-- BEGIN INFORMATION GIVEN --

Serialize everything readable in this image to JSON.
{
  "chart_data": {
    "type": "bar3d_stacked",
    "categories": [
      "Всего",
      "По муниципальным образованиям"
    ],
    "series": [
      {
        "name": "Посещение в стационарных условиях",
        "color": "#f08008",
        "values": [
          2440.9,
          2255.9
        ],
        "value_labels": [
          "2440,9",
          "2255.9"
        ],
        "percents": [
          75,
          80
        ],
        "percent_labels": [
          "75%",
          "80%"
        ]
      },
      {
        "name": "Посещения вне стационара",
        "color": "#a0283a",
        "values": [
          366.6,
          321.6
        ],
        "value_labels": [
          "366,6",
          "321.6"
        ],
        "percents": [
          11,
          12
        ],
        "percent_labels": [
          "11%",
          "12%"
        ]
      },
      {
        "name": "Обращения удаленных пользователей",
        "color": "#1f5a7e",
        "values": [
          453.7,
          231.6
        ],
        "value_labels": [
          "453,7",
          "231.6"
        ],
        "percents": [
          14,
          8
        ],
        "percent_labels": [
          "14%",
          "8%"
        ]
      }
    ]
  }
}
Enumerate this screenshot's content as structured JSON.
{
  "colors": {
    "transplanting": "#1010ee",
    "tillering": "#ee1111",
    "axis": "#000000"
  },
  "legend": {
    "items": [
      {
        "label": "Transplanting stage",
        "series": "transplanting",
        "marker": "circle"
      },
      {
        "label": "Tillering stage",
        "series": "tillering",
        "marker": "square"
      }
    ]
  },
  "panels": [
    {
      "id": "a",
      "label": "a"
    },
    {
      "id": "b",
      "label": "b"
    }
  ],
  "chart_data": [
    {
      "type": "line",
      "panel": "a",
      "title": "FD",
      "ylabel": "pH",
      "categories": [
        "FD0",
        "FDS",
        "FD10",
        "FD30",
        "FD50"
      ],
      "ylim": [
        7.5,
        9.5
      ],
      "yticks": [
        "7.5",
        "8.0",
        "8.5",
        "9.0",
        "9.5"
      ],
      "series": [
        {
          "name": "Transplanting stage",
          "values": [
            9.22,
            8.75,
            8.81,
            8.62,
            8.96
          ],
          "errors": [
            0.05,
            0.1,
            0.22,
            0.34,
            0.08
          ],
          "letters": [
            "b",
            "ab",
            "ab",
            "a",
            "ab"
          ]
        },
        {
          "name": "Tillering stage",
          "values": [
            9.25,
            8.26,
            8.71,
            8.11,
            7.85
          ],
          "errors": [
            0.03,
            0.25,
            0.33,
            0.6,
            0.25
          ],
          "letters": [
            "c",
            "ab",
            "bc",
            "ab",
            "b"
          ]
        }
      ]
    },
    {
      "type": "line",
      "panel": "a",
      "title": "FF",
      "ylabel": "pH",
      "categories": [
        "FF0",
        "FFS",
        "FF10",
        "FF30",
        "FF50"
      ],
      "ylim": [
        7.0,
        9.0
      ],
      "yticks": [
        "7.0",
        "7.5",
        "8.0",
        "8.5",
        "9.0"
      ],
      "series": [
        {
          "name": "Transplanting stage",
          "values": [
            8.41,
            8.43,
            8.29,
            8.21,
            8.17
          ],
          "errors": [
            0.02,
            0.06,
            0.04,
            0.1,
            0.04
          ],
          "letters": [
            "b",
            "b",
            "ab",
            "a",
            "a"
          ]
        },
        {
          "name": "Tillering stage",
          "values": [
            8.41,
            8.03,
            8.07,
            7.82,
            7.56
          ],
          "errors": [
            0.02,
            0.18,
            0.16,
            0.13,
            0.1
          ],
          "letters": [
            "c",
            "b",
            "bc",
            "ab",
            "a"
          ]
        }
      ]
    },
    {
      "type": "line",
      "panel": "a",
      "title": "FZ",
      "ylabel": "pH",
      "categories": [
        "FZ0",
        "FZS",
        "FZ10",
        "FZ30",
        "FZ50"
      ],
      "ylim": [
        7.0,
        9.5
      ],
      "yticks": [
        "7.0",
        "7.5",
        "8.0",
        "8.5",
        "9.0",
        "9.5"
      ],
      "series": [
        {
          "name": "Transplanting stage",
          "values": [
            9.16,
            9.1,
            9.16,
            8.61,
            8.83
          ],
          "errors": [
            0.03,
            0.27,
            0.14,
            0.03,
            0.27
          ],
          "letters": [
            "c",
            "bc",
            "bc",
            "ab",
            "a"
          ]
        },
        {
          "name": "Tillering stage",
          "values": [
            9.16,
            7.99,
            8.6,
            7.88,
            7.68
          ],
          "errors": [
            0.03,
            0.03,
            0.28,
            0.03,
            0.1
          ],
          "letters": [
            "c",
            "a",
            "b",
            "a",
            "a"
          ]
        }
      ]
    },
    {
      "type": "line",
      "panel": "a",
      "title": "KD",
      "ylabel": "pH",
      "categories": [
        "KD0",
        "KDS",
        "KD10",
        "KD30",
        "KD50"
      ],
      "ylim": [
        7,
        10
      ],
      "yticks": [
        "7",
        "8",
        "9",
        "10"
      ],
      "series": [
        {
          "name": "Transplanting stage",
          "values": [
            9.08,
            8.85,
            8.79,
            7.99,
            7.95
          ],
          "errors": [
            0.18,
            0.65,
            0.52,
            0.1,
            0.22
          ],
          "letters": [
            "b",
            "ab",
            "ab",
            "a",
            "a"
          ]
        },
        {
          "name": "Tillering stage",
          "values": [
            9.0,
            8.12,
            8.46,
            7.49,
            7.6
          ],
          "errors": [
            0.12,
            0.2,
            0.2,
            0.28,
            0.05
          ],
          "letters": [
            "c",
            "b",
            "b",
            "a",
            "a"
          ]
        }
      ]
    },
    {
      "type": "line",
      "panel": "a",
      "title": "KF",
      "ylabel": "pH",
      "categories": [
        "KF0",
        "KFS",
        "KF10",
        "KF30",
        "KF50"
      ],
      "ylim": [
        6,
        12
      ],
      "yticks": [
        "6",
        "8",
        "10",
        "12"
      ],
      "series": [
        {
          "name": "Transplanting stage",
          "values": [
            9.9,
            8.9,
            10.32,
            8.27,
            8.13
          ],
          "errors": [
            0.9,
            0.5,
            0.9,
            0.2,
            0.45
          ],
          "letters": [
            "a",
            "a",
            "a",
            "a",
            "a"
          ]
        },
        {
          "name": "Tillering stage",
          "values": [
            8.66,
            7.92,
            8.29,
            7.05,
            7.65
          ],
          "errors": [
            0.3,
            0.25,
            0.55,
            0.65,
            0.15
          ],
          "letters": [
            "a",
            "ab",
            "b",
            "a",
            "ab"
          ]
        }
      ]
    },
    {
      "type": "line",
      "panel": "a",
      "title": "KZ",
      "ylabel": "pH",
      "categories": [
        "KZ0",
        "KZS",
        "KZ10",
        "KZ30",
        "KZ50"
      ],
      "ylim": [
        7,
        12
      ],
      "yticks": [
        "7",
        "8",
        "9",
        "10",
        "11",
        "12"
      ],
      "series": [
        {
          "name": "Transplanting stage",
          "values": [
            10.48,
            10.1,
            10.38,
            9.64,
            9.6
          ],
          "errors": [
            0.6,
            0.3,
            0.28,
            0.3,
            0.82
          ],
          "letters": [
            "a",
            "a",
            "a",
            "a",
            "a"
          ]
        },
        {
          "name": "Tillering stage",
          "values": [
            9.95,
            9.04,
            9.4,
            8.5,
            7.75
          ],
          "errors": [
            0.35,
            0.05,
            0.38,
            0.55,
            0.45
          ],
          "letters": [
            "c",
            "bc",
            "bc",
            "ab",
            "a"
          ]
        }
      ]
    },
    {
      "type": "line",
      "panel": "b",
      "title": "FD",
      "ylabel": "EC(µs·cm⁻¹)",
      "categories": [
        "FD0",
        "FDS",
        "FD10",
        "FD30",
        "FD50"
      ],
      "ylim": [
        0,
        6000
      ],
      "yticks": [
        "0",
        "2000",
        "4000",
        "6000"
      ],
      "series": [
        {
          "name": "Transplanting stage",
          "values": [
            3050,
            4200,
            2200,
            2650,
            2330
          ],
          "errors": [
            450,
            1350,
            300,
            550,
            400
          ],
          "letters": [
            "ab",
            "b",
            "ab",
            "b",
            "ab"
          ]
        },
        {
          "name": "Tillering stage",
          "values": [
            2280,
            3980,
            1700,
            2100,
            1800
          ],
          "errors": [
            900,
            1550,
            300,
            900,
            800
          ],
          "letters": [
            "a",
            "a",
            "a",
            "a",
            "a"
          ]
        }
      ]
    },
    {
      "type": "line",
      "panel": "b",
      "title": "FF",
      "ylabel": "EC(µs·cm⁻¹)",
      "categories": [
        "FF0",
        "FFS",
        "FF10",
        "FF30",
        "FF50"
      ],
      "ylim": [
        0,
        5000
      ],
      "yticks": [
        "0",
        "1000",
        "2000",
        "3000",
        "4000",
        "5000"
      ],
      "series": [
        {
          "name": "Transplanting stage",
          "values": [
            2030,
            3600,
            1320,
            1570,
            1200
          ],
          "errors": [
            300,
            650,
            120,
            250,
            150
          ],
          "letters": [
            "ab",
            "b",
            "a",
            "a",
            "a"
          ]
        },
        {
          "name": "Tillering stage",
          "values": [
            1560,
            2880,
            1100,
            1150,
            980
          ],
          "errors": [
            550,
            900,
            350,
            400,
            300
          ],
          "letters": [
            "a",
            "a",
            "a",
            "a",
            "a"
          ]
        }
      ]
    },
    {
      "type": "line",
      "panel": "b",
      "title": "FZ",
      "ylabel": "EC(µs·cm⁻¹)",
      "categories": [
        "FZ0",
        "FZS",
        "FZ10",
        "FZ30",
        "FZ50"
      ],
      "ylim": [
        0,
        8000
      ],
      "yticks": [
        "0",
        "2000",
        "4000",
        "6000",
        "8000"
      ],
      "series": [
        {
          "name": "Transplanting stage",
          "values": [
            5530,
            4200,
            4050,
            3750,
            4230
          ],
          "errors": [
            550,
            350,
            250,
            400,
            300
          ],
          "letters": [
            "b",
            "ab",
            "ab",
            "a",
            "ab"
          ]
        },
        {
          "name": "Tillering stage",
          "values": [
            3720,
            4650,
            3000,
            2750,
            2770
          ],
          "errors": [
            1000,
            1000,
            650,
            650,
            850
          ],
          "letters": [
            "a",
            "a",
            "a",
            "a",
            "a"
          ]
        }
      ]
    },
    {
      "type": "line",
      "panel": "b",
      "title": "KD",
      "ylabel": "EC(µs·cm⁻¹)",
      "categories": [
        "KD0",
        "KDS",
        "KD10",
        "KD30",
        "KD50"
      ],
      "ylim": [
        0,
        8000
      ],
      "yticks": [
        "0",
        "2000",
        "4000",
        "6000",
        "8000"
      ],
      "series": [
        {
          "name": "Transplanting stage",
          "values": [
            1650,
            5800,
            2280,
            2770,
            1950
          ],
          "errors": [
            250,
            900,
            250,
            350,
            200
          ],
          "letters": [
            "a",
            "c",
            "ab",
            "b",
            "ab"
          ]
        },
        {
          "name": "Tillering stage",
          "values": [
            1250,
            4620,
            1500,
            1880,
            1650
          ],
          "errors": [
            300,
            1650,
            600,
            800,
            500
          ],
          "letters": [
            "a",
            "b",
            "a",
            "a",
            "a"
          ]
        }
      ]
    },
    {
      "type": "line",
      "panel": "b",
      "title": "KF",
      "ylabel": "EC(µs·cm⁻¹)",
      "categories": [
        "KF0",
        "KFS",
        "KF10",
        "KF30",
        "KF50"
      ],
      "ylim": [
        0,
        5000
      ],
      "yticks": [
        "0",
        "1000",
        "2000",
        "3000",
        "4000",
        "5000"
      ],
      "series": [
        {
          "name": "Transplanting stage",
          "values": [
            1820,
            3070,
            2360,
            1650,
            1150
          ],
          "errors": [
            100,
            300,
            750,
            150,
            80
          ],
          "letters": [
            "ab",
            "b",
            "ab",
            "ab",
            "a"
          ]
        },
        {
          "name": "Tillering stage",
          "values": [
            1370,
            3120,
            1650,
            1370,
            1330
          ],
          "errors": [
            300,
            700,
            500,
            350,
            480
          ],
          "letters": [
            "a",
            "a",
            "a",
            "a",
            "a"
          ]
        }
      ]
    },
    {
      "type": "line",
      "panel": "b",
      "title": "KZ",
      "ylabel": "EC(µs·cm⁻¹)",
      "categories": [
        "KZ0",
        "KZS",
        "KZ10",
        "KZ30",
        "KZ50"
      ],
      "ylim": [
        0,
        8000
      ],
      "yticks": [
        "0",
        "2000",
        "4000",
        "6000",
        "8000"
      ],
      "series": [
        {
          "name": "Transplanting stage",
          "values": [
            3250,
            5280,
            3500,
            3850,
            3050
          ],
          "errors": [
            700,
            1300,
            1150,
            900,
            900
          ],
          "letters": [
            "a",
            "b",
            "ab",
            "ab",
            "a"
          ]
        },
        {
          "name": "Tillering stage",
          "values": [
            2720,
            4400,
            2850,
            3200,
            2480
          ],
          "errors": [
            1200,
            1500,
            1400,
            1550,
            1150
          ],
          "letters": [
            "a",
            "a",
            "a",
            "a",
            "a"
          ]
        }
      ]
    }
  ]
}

-- END INFORMATION GIVEN --

REQUIREMENTS: Copy every line that contains the string "this".

ANSWER TO THE PROBLEM:
Serialize everything readable in this image to JSON.
Enumerate this screenshot's content as structured JSON.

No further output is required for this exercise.